*REQUEST*:
Output the data below in full, byte for byte. Nothing may differ.

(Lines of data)
────────────────────────────────────────
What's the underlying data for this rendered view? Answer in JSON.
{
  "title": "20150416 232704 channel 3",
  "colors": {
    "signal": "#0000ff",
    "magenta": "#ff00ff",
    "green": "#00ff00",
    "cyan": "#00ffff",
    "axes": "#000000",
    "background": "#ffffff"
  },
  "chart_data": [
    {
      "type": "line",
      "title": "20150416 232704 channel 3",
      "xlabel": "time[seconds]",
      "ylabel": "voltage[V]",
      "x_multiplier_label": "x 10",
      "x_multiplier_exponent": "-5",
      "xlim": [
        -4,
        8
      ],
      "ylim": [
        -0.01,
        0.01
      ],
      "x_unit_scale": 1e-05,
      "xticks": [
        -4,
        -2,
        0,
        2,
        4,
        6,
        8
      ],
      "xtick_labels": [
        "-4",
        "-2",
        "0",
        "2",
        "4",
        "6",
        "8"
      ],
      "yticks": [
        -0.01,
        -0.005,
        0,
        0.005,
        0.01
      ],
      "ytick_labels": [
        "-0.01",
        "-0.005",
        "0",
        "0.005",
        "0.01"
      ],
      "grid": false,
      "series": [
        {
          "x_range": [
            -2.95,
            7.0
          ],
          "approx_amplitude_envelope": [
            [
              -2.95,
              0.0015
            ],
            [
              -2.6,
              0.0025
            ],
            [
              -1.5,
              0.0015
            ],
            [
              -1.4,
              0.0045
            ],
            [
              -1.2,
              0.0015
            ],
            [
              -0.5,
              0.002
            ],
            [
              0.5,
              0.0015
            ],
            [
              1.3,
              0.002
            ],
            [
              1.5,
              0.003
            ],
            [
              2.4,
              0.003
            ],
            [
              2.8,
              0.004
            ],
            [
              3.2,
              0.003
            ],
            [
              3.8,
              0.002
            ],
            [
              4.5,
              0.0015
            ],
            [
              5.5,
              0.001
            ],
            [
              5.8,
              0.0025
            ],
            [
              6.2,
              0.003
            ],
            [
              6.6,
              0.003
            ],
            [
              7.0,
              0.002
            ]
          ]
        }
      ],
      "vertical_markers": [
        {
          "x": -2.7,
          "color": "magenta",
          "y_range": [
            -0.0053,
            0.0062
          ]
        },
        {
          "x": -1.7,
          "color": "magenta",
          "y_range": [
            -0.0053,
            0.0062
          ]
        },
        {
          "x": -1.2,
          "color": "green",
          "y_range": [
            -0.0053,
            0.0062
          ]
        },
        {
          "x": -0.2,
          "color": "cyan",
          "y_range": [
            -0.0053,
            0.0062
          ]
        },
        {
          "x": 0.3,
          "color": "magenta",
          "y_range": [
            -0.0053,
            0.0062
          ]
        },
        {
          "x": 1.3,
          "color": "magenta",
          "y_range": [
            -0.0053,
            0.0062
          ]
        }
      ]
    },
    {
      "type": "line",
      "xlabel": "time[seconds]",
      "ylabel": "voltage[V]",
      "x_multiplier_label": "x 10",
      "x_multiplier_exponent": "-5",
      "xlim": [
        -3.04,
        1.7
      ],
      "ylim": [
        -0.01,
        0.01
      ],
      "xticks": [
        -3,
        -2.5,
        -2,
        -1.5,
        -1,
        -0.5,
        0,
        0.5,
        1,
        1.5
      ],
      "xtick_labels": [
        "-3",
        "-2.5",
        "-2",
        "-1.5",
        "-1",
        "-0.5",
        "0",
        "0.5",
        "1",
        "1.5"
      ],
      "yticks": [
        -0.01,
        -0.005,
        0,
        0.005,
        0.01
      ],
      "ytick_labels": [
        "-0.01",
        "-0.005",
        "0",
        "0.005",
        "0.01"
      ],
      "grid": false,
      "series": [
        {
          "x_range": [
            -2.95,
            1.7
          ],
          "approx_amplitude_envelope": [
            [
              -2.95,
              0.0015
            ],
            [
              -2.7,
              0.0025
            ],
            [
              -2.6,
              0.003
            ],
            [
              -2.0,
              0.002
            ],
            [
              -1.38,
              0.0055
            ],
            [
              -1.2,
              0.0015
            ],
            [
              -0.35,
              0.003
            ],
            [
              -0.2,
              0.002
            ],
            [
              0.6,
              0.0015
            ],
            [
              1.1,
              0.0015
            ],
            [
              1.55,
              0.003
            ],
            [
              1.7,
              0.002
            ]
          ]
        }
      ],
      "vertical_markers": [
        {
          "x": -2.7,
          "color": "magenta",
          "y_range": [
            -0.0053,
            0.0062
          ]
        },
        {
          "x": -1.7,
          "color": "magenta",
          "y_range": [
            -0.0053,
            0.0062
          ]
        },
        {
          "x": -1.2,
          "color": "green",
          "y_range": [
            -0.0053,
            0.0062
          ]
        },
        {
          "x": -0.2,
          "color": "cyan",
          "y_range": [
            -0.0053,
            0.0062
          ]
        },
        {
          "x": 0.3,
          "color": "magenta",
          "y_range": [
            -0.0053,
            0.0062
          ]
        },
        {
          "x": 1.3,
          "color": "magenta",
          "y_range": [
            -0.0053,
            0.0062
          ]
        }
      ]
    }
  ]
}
────────────────────────────────────────
*ANSWER TO THE TASK*:
What's the underlying data for this rendered view? Answer in JSON.
{
  "title": "20150416 232704 channel 3",
  "colors": {
    "signal": "#0000ff",
    "magenta": "#ff00ff",
    "green": "#00ff00",
    "cyan": "#00ffff",
    "axes": "#000000",
    "background": "#ffffff"
  },
  "chart_data": [
    {
      "type": "line",
      "title": "20150416 232704 channel 3",
      "xlabel": "time[seconds]",
      "ylabel": "voltage[V]",
      "x_multiplier_label": "x 10",
      "x_multiplier_exponent": "-5",
      "xlim": [
        -4,
        8
      ],
      "ylim": [
        -0.01,
        0.01
      ],
      "x_unit_scale": 1e-05,
      "xticks": [
        -4,
        -2,
        0,
        2,
        4,
        6,
        8
      ],
      "xtick_labels": [
        "-4",
        "-2",
        "0",
        "2",
        "4",
        "6",
        "8"
      ],
      "yticks": [
        -0.01,
        -0.005,
        0,
        0.005,
        0.01
      ],
      "ytick_labels": [
        "-0.01",
        "-0.005",
        "0",
        "0.005",
        "0.01"
      ],
      "grid": false,
      "series": [
        {
          "x_range": [
            -2.95,
            7.0
          ],
          "approx_amplitude_envelope": [
            [
              -2.95,
              0.0015
            ],
            [
              -2.6,
              0.0025
            ],
            [
              -1.5,
              0.0015
            ],
            [
              -1.4,
              0.0045
            ],
            [
              -1.2,
              0.0015
            ],
            [
              -0.5,
              0.002
            ],
            [
              0.5,
              0.0015
            ],
            [
              1.3,
              0.002
            ],
            [
              1.5,
              0.003
            ],
            [
              2.4,
              0.003
            ],
            [
              2.8,
              0.004
            ],
            [
              3.2,
              0.003
            ],
            [
              3.8,
              0.002
            ],
            [
              4.5,
              0.0015
            ],
            [
              5.5,
              0.001
            ],
            [
              5.8,
              0.0025
            ],
            [
              6.2,
              0.003
            ],
            [
              6.6,
              0.003
            ],
            [
              7.0,
              0.002
            ]
          ]
        }
      ],
      "vertical_markers": [
        {
          "x": -2.7,
          "color": "magenta",
          "y_range": [
            -0.0053,
            0.0062
          ]
        },
        {
          "x": -1.7,
          "color": "magenta",
          "y_range": [
            -0.0053,
            0.0062
          ]
        },
        {
          "x": -1.2,
          "color": "green",
          "y_range": [
            -0.0053,
            0.0062
          ]
        },
        {
          "x": -0.2,
          "color": "cyan",
          "y_range": [
            -0.0053,
            0.0062
          ]
        },
        {
          "x": 0.3,
          "color": "magenta",
          "y_range": [
            -0.0053,
            0.0062
          ]
        },
        {
          "x": 1.3,
          "color": "magenta",
          "y_range": [
            -0.0053,
            0.0062
          ]
        }
      ]
    },
    {
      "type": "line",
      "xlabel": "time[seconds]",
      "ylabel": "voltage[V]",
      "x_multiplier_label": "x 10",
      "x_multiplier_exponent": "-5",
      "xlim": [
        -3.04,
        1.7
      ],
      "ylim": [
        -0.01,
        0.01
      ],
      "xticks": [
        -3,
        -2.5,
        -2,
        -1.5,
        -1,
        -0.5,
        0,
        0.5,
        1,
        1.5
      ],
      "xtick_labels": [
        "-3",
        "-2.5",
        "-2",
        "-1.5",
        "-1",
        "-0.5",
        "0",
        "0.5",
        "1",
        "1.5"
      ],
      "yticks": [
        -0.01,
        -0.005,
        0,
        0.005,
        0.01
      ],
      "ytick_labels": [
        "-0.01",
        "-0.005",
        "0",
        "0.005",
        "0.01"
      ],
      "grid": false,
      "series": [
        {
          "x_range": [
            -2.95,
            1.7
          ],
          "approx_amplitude_envelope": [
            [
              -2.95,
              0.0015
            ],
            [
              -2.7,
              0.0025
            ],
            [
              -2.6,
              0.003
            ],
            [
              -2.0,
              0.002
            ],
            [
              -1.38,
              0.0055
            ],
            [
              -1.2,
              0.0015
            ],
            [
              -0.35,
              0.003
            ],
            [
              -0.2,
              0.002
            ],
            [
              0.6,
              0.0015
            ],
            [
              1.1,
              0.0015
            ],
            [
              1.55,
              0.003
            ],
            [
              1.7,
              0.002
            ]
          ]
        }
      ],
      "vertical_markers": [
        {
          "x": -2.7,
          "color": "magenta",
          "y_range": [
            -0.0053,
            0.0062
          ]
        },
        {
          "x": -1.7,
          "color": "magenta",
          "y_range": [
            -0.0053,
            0.0062
          ]
        },
        {
          "x": -1.2,
          "color": "green",
          "y_range": [
            -0.0053,
            0.0062
          ]
        },
        {
          "x": -0.2,
          "color": "cyan",
          "y_range": [
            -0.0053,
            0.0062
          ]
        },
        {
          "x": 0.3,
          "color": "magenta",
          "y_range": [
            -0.0053,
            0.0062
          ]
        },
        {
          "x": 1.3,
          "color": "magenta",
          "y_range": [
            -0.0053,
            0.0062
          ]
        }
      ]
    }
  ]
}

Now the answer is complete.